* start *
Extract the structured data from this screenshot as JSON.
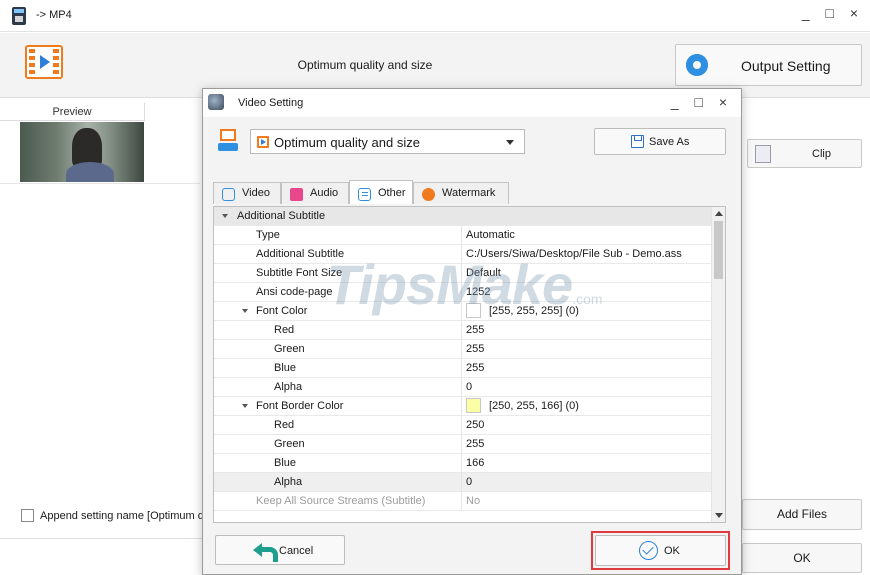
{
  "window": {
    "title": "-> MP4",
    "controls": "_ □ ×"
  },
  "toolbar": {
    "profile_caption": "Optimum quality and size",
    "output_setting_label": "Output Setting"
  },
  "file_list": {
    "preview_header": "Preview",
    "clip_label": "Clip"
  },
  "footer": {
    "append_label": "Append setting name [Optimum qu",
    "add_files_label": "Add Files",
    "ok_label": "OK"
  },
  "dialog": {
    "title": "Video Setting",
    "controls": "_ □ ×",
    "profile_value": "Optimum quality and size",
    "save_as_label": "Save As",
    "tabs": [
      {
        "label": "Video",
        "icon": "video-icon"
      },
      {
        "label": "Audio",
        "icon": "audio-icon"
      },
      {
        "label": "Other",
        "icon": "list-icon",
        "active": true
      },
      {
        "label": "Watermark",
        "icon": "watermark-icon"
      }
    ],
    "grid": {
      "category": "Additional Subtitle",
      "rows": [
        {
          "name": "Type",
          "value": "Automatic"
        },
        {
          "name": "Additional Subtitle",
          "value": "C:/Users/Siwa/Desktop/File Sub - Demo.ass"
        },
        {
          "name": "Subtitle Font Size",
          "value": "Default"
        },
        {
          "name": "Ansi code-page",
          "value": "1252"
        },
        {
          "name": "Font Color",
          "value": "[255, 255, 255] (0)",
          "swatch": "#ffffff"
        },
        {
          "name": "Red",
          "value": "255"
        },
        {
          "name": "Green",
          "value": "255"
        },
        {
          "name": "Blue",
          "value": "255"
        },
        {
          "name": "Alpha",
          "value": "0"
        },
        {
          "name": "Font Border Color",
          "value": "[250, 255, 166] (0)",
          "swatch": "#faffa6"
        },
        {
          "name": "Red",
          "value": "250"
        },
        {
          "name": "Green",
          "value": "255"
        },
        {
          "name": "Blue",
          "value": "166"
        },
        {
          "name": "Alpha",
          "value": "0"
        },
        {
          "name": "Keep All Source Streams (Subtitle)",
          "value": "No"
        }
      ]
    },
    "cancel_label": "Cancel",
    "ok_label": "OK"
  },
  "watermark": {
    "brand": "TipsMake",
    "suffix": ".com"
  },
  "colors": {
    "accent_orange": "#f07b1e",
    "accent_blue": "#2f8fe0",
    "highlight_red": "#e0393e"
  }
}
* end *
▸ **DESCRIPTION OF THE TASK**:
Give every record back exactly as it reads, with no images.

▸ **RESPONSE TO THIS TASK**:
Extract the structured data from this screenshot as JSON.
{
  "window": {
    "title": "-> MP4",
    "controls": "_ □ ×"
  },
  "toolbar": {
    "profile_caption": "Optimum quality and size",
    "output_setting_label": "Output Setting"
  },
  "file_list": {
    "preview_header": "Preview",
    "clip_label": "Clip"
  },
  "footer": {
    "append_label": "Append setting name [Optimum qu",
    "add_files_label": "Add Files",
    "ok_label": "OK"
  },
  "dialog": {
    "title": "Video Setting",
    "controls": "_ □ ×",
    "profile_value": "Optimum quality and size",
    "save_as_label": "Save As",
    "tabs": [
      {
        "label": "Video",
        "icon": "video-icon"
      },
      {
        "label": "Audio",
        "icon": "audio-icon"
      },
      {
        "label": "Other",
        "icon": "list-icon",
        "active": true
      },
      {
        "label": "Watermark",
        "icon": "watermark-icon"
      }
    ],
    "grid": {
      "category": "Additional Subtitle",
      "rows": [
        {
          "name": "Type",
          "value": "Automatic"
        },
        {
          "name": "Additional Subtitle",
          "value": "C:/Users/Siwa/Desktop/File Sub - Demo.ass"
        },
        {
          "name": "Subtitle Font Size",
          "value": "Default"
        },
        {
          "name": "Ansi code-page",
          "value": "1252"
        },
        {
          "name": "Font Color",
          "value": "[255, 255, 255] (0)",
          "swatch": "#ffffff"
        },
        {
          "name": "Red",
          "value": "255"
        },
        {
          "name": "Green",
          "value": "255"
        },
        {
          "name": "Blue",
          "value": "255"
        },
        {
          "name": "Alpha",
          "value": "0"
        },
        {
          "name": "Font Border Color",
          "value": "[250, 255, 166] (0)",
          "swatch": "#faffa6"
        },
        {
          "name": "Red",
          "value": "250"
        },
        {
          "name": "Green",
          "value": "255"
        },
        {
          "name": "Blue",
          "value": "166"
        },
        {
          "name": "Alpha",
          "value": "0"
        },
        {
          "name": "Keep All Source Streams (Subtitle)",
          "value": "No"
        }
      ]
    },
    "cancel_label": "Cancel",
    "ok_label": "OK"
  },
  "watermark": {
    "brand": "TipsMake",
    "suffix": ".com"
  },
  "colors": {
    "accent_orange": "#f07b1e",
    "accent_blue": "#2f8fe0",
    "highlight_red": "#e0393e"
  }
}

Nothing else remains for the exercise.